* Given passage *
----

The SJTA got permission earlier this year from the state Pinelands Commission to stop maintaining grassland it managed for 15 years at the airport for the state-threatened grasslands sparrow and state-endangered upland sandpiper, because of safety concerns of the Federal Aviation Administration.

The former grasslands will be available as a site for an aviation academy, where students can learn aircraft maintenance and repair, Freeholder Director Amy Gatto said.

The FAA had determined bird habitat on airports attracted too many birds that could pose a danger to aircraft if they are sucked into the engines on runways.

The county will use Open Space Trust Fund money for the purchase, said Assistant County Counsel Tony Pagano, and the land will become a county park dedicated to preservation of grassland species.

But Tuesday’s vote does not commit the county to spending any particular amount of money.

If the appropriate land can’t be found or if the price is deemed too high after a county appraisal review, the county will not make a purchase, Pagano said.

“We have heard from airlines looking to do maintenance operations. They would like to be at Pomona but want a trained workforce,” he said. “The program has to be certified and on the grounds of the airport. Philadelphia is the closest school to us.”

The next step is approval of the memorandum of agreement by the SJTA board, and then the county will begin searching for an appropriate plot of land of at least 65 acres, Pagano said. The Pinelands Commission will have to approve it as good habitat for the species affected.

The meeting was held at Stockton University, as the freeholders are visiting different parts of the county for meetings.

----

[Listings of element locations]
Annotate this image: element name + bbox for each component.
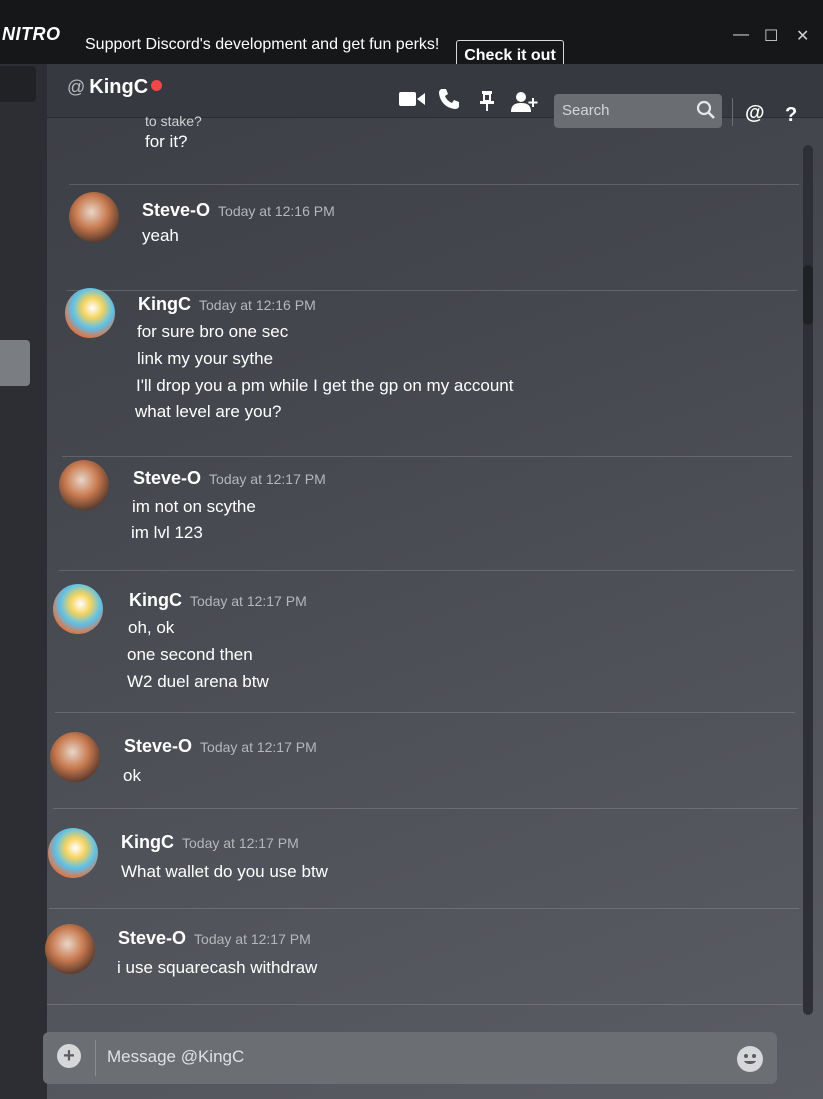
- avatar[interactable]: [48, 828, 98, 878]
- message-line: link my your sythe: [137, 349, 274, 368]
- message-timestamp: Today at 12:17 PM: [209, 471, 326, 487]
- pin-icon[interactable]: [479, 90, 495, 118]
- message-line: yeah: [142, 226, 179, 245]
- message-author[interactable]: Steve-O Today at 12:16 PM: [142, 200, 335, 221]
- author-name[interactable]: KingC: [138, 294, 191, 314]
- discord-window: NITRO Support Discord's development and …: [0, 0, 823, 1099]
- minimize-button[interactable]: —: [733, 26, 749, 44]
- message-line: oh, ok: [128, 618, 175, 637]
- author-name[interactable]: KingC: [121, 832, 174, 852]
- avatar[interactable]: [69, 192, 119, 242]
- sidebar-item[interactable]: [0, 66, 36, 102]
- nitro-logo: NITRO: [2, 24, 61, 44]
- message-line: i use squarecash withdraw: [117, 958, 318, 977]
- message-author[interactable]: Steve-O Today at 12:17 PM: [133, 468, 326, 489]
- message-input[interactable]: [107, 1042, 707, 1072]
- nitro-banner: NITRO Support Discord's development and …: [0, 0, 823, 72]
- author-name[interactable]: Steve-O: [118, 928, 186, 948]
- message-composer: +: [43, 1032, 777, 1084]
- message-line: W2 duel arena btw: [127, 672, 269, 691]
- author-name[interactable]: KingC: [129, 590, 182, 610]
- author-name[interactable]: Steve-O: [124, 736, 192, 756]
- at-symbol: @: [67, 77, 86, 97]
- message-timestamp: Today at 12:16 PM: [218, 203, 335, 219]
- message-author[interactable]: Steve-O Today at 12:17 PM: [124, 736, 317, 757]
- message-timestamp: Today at 12:17 PM: [200, 739, 317, 755]
- channel-sidebar: [0, 64, 47, 1099]
- message-divider: [47, 1004, 802, 1005]
- message-line: for sure bro one sec: [137, 322, 289, 341]
- phone-call-icon[interactable]: [438, 88, 460, 116]
- sidebar-item-selected[interactable]: [0, 340, 30, 386]
- message-line: one second then: [127, 645, 253, 664]
- message-line: what level are you?: [135, 402, 282, 421]
- scrollbar[interactable]: [803, 145, 813, 1015]
- message-divider: [59, 570, 794, 571]
- message-timestamp: Today at 12:17 PM: [182, 835, 299, 851]
- message-author[interactable]: KingC Today at 12:17 PM: [121, 832, 299, 853]
- composer-divider: [95, 1040, 96, 1076]
- message-timestamp: Today at 12:17 PM: [194, 931, 311, 947]
- message-line: im not on scythe: [132, 497, 256, 516]
- avatar[interactable]: [59, 460, 109, 510]
- message-author[interactable]: KingC Today at 12:17 PM: [129, 590, 307, 611]
- channel-header: @ KingC Search @ ?: [47, 64, 823, 128]
- dm-title: @ KingC: [67, 76, 163, 99]
- message-line: im lvl 123: [131, 523, 203, 542]
- avatar[interactable]: [65, 288, 115, 338]
- avatar[interactable]: [45, 924, 95, 974]
- add-friend-icon[interactable]: [511, 91, 539, 119]
- status-indicator: [151, 80, 163, 91]
- message-line: What wallet do you use btw: [121, 862, 328, 881]
- video-call-icon[interactable]: [399, 90, 425, 114]
- message-divider: [69, 184, 799, 185]
- avatar[interactable]: [53, 584, 103, 634]
- banner-text: Support Discord's development and get fu…: [85, 36, 440, 53]
- message-divider: [53, 808, 798, 809]
- message-divider: [55, 712, 795, 713]
- window-close-button[interactable]: ✕: [796, 26, 809, 46]
- emoji-icon[interactable]: [737, 1046, 763, 1072]
- attach-button[interactable]: +: [57, 1044, 81, 1068]
- message-timestamp: Today at 12:16 PM: [199, 297, 316, 313]
- message-divider: [62, 456, 792, 457]
- message-author[interactable]: Steve-O Today at 12:17 PM: [118, 928, 311, 949]
- author-name[interactable]: Steve-O: [133, 468, 201, 488]
- message-author[interactable]: KingC Today at 12:16 PM: [138, 294, 316, 315]
- author-name[interactable]: Steve-O: [142, 200, 210, 220]
- scrollbar-thumb[interactable]: [803, 265, 813, 325]
- avatar[interactable]: [50, 732, 100, 782]
- dm-name: KingC: [89, 76, 149, 98]
- message-divider: [67, 290, 797, 291]
- search-placeholder: Search: [562, 102, 610, 119]
- message-timestamp: Today at 12:17 PM: [190, 593, 307, 609]
- message-line: for it?: [145, 132, 188, 151]
- message-line: to stake?: [145, 114, 202, 126]
- message-line: ok: [123, 766, 141, 785]
- message-line: I'll drop you a pm while I get the gp on…: [136, 376, 514, 395]
- message-divider: [49, 908, 799, 909]
- maximize-button[interactable]: ☐: [764, 26, 778, 46]
- message-list: to stake? for it? Steve-O Today at 12:16 …: [45, 114, 803, 1018]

----

* Requirements *
• a. Name every government agency or commission that the airport grassland article mentions.
• b. In the airport grassland article, what minimum size must the plot of land the county searches for have?
• c. From the airport grassland article, print the part that opens with the words containing "The former grasslands" and closes with "Amy Gatto said.".
The entries have no connection to the airport grassland article.

* Answers per task *
• a. The SJTA, the state Pinelands Commission and the Federal Aviation Administration (FAA).

• b. At least 65 acres.

• c.
The former grasslands will be available as a site for an aviation academy, where students can learn aircraft maintenance and repair, Freeholder Director Amy Gatto said.